■ Input records

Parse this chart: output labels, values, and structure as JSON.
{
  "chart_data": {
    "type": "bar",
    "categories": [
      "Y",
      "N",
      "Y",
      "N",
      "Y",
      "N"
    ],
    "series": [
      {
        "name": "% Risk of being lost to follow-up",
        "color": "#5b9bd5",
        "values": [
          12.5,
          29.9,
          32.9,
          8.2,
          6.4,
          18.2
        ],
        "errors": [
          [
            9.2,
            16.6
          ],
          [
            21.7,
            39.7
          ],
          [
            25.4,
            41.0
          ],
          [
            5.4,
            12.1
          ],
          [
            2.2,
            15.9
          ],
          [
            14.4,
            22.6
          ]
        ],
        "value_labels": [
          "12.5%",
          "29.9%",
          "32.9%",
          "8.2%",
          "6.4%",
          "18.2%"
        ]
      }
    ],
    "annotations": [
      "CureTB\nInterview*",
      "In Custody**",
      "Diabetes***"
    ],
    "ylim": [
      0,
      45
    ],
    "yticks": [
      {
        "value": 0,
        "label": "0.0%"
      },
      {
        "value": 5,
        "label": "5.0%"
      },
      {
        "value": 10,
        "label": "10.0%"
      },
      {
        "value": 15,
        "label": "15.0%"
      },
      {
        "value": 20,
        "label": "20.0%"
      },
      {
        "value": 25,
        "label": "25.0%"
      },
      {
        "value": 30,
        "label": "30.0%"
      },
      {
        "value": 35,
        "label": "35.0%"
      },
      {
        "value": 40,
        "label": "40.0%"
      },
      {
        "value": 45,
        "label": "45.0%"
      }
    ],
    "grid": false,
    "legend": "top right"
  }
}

■ Task brief
Gather all lines with the string "values" from the data.

■ Complete response
Parse this chart: output labels, values, and structure as JSON.
        "values": [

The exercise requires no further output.